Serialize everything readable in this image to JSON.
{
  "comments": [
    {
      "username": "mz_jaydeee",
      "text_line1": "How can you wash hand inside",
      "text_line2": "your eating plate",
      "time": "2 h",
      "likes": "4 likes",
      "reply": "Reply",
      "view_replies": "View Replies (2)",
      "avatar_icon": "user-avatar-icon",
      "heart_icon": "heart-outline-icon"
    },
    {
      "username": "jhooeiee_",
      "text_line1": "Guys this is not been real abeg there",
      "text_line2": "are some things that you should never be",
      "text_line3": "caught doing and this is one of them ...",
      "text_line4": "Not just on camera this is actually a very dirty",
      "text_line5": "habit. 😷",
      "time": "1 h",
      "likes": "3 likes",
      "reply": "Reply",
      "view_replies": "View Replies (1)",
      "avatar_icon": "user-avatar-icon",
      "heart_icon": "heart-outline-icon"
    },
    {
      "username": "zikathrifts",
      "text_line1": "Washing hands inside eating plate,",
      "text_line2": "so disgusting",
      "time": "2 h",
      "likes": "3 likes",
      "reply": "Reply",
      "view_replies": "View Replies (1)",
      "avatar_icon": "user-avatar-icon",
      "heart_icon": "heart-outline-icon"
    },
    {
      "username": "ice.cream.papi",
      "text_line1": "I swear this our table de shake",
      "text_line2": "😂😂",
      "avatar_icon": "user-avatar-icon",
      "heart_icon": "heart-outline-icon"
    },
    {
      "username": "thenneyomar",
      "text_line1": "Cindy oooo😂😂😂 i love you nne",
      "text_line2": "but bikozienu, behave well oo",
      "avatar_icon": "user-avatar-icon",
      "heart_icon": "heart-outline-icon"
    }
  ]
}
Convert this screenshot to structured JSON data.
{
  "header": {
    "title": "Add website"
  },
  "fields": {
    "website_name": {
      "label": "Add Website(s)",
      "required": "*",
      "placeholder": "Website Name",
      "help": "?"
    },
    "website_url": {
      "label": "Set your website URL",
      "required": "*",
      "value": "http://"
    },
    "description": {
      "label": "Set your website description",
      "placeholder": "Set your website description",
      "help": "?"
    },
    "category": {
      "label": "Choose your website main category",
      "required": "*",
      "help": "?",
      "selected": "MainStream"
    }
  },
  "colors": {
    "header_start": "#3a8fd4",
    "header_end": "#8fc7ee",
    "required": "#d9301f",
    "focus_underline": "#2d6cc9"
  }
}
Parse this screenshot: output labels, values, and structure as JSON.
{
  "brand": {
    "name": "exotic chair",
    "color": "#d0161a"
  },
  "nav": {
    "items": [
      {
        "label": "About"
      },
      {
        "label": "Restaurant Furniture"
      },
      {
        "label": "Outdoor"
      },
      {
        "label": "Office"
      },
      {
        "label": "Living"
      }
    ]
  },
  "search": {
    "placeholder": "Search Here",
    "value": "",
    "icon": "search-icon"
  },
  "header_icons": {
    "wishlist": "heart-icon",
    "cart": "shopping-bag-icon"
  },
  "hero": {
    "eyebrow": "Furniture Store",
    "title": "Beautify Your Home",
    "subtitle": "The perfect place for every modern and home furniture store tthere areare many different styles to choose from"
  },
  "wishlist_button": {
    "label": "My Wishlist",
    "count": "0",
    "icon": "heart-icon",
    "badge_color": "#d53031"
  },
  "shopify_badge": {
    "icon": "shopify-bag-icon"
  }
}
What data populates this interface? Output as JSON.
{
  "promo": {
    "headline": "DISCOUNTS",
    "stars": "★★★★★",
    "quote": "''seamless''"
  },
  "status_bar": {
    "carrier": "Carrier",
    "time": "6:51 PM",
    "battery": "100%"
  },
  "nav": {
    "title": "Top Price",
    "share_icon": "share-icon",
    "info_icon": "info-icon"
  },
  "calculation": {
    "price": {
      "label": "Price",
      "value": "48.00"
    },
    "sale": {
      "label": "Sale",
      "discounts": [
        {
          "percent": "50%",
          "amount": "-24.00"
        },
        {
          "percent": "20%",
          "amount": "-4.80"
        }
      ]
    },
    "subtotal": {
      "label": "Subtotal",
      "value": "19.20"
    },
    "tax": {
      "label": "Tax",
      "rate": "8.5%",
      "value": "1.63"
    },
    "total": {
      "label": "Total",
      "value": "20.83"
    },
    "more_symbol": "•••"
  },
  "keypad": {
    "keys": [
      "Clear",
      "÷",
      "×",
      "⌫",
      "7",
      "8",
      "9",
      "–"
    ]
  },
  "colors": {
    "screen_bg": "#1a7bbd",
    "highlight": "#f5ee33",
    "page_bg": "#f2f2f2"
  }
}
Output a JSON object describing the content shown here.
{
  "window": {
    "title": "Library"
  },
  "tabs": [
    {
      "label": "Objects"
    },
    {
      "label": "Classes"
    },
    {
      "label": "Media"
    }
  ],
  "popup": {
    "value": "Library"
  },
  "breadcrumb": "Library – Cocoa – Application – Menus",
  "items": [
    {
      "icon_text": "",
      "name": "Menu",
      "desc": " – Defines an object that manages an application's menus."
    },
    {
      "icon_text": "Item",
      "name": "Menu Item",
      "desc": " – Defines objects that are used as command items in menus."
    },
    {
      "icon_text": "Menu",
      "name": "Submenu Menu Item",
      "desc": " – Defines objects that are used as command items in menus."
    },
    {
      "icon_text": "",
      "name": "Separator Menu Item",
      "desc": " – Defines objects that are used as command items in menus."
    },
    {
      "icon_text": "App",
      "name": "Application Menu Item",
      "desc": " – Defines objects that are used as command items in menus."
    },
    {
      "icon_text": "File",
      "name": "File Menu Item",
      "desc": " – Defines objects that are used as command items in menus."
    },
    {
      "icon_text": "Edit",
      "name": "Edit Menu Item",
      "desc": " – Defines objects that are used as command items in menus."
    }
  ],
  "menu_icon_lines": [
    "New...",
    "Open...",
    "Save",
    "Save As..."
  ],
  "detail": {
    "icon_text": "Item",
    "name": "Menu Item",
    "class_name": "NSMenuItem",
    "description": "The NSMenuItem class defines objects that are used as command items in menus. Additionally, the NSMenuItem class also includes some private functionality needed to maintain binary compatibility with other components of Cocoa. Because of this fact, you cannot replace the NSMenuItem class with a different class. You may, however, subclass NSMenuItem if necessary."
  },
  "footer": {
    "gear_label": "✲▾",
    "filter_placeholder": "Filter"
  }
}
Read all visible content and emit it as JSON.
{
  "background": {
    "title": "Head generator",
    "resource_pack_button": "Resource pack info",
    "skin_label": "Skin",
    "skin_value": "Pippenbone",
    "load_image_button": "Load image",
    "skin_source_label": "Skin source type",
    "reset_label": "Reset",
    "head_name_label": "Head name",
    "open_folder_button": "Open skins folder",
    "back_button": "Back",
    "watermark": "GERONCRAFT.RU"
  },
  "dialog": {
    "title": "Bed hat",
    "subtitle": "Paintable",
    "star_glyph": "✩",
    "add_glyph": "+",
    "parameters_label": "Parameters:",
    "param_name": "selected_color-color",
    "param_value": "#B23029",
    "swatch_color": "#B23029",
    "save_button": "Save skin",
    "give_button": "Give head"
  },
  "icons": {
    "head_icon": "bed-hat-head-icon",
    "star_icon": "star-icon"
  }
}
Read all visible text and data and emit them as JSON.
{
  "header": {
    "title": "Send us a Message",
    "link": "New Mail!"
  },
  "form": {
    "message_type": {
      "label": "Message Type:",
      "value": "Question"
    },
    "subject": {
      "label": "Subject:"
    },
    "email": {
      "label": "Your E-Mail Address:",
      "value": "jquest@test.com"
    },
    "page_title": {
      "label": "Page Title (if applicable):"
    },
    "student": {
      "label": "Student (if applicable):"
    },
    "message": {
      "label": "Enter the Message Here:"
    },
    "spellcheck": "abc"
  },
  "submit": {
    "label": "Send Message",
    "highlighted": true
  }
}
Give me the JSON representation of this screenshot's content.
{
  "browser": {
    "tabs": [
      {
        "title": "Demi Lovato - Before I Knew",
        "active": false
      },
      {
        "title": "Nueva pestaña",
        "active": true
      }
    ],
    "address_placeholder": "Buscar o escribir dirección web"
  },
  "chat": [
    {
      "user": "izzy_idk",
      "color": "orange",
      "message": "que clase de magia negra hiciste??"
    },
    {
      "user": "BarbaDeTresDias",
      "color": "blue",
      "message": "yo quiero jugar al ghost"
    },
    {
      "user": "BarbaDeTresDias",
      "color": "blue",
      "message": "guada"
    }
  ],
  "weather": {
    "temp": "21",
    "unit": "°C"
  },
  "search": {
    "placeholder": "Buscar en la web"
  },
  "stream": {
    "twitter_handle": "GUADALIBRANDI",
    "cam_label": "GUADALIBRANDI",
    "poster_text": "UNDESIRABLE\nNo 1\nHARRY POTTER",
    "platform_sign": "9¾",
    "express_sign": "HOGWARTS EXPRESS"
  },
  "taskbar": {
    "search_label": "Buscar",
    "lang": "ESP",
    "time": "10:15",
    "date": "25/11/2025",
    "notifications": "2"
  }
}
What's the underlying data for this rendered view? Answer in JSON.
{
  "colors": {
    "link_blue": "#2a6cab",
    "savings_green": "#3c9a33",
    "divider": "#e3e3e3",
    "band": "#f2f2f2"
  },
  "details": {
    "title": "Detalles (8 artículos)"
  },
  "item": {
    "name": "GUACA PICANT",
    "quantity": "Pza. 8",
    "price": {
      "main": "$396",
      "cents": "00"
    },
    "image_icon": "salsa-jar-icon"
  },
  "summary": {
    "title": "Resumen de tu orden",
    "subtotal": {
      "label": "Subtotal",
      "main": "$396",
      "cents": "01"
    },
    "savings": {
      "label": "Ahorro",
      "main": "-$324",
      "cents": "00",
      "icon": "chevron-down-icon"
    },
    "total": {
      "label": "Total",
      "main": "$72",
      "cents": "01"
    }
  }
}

=======

How many of the lines above contain the string "Library"? Give the number only.

--- RESULT OF THIS TASK ---
3